• _What needs to be done_
Please pull out every line that includes the string "Hours".

• _Task material_
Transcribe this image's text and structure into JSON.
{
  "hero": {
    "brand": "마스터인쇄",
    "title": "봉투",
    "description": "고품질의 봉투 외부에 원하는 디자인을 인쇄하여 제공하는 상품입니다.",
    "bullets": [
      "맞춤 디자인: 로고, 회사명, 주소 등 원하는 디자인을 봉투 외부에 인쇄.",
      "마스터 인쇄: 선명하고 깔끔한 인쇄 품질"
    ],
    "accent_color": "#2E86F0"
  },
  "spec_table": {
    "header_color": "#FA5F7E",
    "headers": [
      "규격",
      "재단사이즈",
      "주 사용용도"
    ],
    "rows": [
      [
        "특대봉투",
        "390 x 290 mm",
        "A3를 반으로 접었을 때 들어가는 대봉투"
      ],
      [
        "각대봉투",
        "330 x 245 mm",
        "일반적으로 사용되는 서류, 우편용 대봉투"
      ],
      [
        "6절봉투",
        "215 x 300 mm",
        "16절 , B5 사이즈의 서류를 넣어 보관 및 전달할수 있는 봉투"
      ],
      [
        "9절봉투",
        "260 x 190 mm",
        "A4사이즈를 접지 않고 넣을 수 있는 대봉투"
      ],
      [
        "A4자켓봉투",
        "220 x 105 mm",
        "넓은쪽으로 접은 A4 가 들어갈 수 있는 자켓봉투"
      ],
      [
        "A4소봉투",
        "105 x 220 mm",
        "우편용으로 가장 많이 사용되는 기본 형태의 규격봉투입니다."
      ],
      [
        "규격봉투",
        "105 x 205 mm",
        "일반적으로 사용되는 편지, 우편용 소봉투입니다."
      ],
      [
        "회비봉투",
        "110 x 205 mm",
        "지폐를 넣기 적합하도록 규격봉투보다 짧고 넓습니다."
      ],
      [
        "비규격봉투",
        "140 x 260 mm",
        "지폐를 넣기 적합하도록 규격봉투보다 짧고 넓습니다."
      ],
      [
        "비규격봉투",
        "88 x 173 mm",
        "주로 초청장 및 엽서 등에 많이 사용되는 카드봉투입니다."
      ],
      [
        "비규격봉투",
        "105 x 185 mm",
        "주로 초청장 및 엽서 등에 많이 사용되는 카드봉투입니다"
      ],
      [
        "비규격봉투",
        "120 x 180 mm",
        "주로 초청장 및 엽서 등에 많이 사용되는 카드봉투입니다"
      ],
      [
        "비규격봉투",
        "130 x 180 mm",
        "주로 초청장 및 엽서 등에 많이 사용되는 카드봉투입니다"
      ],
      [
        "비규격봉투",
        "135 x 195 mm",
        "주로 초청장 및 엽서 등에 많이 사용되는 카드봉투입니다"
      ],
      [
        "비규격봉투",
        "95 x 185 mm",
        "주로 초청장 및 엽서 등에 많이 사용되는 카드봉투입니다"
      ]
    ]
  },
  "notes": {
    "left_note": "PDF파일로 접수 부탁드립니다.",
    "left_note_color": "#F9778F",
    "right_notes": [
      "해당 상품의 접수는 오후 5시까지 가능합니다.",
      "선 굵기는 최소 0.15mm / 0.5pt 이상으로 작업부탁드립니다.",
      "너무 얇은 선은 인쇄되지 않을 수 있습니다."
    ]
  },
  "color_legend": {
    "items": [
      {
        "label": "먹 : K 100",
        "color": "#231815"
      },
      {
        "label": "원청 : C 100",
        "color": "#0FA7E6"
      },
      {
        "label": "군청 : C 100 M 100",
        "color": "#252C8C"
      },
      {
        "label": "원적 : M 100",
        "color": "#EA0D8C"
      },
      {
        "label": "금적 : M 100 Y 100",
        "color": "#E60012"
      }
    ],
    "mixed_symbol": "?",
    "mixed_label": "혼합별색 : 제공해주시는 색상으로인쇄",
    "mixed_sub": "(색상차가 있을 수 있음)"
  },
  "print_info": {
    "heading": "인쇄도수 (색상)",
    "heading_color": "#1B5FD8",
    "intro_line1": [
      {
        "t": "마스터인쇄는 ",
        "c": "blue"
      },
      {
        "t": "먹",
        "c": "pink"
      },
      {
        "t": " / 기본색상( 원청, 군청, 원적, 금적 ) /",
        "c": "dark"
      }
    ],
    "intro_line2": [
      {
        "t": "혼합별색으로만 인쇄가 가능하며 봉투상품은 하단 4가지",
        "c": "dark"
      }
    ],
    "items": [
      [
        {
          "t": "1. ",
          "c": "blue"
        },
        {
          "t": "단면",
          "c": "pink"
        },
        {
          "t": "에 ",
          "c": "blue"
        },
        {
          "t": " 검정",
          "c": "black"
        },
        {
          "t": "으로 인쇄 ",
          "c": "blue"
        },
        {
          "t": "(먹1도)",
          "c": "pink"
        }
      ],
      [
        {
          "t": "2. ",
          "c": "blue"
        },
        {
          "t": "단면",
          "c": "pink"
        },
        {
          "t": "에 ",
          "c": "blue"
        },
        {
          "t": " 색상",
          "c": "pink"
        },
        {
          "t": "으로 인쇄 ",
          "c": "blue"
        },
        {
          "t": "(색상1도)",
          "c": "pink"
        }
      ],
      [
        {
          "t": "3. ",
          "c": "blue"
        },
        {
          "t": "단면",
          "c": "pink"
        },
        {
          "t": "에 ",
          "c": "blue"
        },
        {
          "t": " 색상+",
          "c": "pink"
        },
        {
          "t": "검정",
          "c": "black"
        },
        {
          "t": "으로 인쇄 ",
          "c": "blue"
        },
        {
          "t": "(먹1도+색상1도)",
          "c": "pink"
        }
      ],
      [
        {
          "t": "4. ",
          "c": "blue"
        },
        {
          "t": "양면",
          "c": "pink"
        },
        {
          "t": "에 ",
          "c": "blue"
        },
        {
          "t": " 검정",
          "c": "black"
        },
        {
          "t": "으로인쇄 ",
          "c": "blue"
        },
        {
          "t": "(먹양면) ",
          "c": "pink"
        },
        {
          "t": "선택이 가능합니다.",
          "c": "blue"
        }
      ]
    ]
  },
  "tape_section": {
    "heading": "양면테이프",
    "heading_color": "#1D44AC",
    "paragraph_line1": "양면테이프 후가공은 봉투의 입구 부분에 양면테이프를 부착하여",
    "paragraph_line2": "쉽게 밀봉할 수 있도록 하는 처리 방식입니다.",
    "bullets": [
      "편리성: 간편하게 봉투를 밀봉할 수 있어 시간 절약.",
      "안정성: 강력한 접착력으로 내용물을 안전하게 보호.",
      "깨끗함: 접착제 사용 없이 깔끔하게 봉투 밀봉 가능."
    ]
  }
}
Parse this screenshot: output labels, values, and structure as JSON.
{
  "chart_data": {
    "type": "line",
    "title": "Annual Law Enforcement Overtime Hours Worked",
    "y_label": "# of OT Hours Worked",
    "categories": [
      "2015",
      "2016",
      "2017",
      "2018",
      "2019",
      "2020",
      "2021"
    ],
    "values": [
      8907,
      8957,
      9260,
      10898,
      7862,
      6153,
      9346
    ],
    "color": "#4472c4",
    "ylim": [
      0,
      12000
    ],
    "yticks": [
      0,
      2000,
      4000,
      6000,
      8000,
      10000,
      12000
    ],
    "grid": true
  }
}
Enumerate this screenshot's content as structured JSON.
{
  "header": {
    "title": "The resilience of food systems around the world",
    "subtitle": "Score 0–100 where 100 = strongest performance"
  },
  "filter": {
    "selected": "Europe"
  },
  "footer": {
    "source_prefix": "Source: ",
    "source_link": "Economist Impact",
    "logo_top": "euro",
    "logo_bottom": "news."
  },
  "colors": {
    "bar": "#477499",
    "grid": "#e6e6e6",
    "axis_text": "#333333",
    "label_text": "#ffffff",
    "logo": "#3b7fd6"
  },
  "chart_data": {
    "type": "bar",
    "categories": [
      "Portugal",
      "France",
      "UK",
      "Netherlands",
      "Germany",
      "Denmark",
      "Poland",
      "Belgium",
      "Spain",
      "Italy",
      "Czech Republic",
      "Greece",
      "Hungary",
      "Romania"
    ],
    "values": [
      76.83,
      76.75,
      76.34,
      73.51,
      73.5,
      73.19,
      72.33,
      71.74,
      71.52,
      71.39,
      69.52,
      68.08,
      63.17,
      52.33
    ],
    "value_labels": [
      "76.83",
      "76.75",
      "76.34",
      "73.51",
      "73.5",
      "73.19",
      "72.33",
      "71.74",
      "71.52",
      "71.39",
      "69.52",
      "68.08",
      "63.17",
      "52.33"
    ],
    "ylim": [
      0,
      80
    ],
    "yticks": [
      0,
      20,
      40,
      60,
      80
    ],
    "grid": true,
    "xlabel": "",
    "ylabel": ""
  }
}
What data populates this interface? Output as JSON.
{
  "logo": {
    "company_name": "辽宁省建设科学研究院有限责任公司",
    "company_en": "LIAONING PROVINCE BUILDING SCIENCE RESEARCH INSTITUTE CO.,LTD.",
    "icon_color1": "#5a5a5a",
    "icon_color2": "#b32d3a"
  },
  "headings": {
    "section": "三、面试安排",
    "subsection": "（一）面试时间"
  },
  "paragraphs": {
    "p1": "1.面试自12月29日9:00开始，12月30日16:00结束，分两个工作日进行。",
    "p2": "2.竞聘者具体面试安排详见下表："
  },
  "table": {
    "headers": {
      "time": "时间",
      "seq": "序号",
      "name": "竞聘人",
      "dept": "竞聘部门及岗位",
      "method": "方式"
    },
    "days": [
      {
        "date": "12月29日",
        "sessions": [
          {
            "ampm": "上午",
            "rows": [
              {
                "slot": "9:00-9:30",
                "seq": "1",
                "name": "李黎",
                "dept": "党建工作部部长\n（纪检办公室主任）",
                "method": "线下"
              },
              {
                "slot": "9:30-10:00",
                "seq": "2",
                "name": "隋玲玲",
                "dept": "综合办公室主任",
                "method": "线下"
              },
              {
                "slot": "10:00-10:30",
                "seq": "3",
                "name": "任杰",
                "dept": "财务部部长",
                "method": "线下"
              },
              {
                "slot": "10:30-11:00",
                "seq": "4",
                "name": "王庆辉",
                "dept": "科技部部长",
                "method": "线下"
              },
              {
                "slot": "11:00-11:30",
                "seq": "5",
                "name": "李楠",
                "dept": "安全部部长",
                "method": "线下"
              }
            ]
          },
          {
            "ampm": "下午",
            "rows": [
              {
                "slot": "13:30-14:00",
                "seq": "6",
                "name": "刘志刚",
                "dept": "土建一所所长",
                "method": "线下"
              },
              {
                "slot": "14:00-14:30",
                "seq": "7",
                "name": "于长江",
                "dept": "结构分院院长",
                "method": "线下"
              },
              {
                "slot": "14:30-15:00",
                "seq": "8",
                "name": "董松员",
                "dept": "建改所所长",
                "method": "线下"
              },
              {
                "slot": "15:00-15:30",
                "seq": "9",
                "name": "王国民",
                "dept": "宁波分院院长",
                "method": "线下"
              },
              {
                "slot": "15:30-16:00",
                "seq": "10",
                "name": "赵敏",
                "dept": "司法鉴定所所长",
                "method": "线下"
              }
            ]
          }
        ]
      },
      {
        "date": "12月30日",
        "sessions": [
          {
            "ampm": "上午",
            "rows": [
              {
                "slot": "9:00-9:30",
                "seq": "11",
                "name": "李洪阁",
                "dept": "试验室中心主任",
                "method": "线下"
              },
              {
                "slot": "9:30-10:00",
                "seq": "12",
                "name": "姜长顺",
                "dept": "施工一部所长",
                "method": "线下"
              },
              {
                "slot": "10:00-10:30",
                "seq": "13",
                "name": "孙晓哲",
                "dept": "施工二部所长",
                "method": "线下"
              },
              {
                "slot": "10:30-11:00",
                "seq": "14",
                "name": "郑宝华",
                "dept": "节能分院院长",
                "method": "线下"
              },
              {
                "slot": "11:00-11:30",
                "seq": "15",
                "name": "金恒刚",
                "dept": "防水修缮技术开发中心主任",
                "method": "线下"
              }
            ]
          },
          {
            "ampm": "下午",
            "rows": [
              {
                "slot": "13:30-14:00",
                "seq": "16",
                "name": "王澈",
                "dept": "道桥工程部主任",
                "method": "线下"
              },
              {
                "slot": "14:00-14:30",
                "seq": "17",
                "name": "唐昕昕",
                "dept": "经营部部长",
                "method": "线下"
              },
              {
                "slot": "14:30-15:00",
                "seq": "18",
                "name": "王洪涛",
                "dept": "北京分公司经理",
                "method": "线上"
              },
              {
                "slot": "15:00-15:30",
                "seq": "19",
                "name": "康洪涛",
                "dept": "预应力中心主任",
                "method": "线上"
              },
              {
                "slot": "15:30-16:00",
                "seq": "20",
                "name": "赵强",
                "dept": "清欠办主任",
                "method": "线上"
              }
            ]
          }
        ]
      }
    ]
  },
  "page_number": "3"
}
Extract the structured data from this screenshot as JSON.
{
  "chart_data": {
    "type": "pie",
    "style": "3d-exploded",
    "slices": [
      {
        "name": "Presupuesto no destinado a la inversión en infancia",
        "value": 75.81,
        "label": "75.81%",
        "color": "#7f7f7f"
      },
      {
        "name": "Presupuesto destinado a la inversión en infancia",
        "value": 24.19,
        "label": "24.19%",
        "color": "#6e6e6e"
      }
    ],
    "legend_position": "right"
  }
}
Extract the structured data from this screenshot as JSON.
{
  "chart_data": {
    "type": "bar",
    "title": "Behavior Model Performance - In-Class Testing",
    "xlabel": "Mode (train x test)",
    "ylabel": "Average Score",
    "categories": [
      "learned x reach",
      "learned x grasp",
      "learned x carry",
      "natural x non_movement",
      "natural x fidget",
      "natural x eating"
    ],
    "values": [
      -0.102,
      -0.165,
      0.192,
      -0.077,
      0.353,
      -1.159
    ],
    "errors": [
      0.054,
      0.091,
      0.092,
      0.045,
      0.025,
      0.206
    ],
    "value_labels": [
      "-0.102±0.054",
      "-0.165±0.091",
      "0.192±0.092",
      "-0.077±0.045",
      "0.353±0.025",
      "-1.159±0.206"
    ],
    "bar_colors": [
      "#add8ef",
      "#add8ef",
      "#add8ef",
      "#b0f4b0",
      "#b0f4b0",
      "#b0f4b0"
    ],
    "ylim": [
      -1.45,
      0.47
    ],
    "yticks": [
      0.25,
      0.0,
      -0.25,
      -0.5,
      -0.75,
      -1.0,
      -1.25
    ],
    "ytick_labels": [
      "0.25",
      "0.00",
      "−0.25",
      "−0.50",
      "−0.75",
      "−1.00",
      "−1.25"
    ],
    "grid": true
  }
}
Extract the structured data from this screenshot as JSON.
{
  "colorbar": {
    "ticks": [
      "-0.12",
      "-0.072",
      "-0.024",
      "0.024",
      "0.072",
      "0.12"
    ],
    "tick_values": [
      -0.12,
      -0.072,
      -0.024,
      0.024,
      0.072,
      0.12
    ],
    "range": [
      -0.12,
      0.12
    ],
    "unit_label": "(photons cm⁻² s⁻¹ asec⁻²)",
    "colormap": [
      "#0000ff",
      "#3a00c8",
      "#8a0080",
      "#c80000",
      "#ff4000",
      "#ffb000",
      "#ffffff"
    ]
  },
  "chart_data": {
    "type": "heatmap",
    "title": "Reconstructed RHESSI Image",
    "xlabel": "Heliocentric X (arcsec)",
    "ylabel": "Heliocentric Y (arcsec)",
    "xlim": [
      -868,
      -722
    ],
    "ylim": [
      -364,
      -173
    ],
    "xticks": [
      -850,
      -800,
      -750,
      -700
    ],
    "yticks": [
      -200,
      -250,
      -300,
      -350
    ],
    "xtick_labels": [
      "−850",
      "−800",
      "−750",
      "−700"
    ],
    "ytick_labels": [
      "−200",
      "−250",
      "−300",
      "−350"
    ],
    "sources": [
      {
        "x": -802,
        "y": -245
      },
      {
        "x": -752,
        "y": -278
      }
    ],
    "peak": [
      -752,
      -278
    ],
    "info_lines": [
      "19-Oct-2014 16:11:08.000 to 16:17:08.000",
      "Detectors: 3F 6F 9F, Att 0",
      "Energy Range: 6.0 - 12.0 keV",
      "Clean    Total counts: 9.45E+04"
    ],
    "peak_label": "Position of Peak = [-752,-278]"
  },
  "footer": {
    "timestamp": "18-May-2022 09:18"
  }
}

• _Final result_
    "title": "Annual Law Enforcement Overtime Hours Worked",
    "y_label": "# of OT Hours Worked",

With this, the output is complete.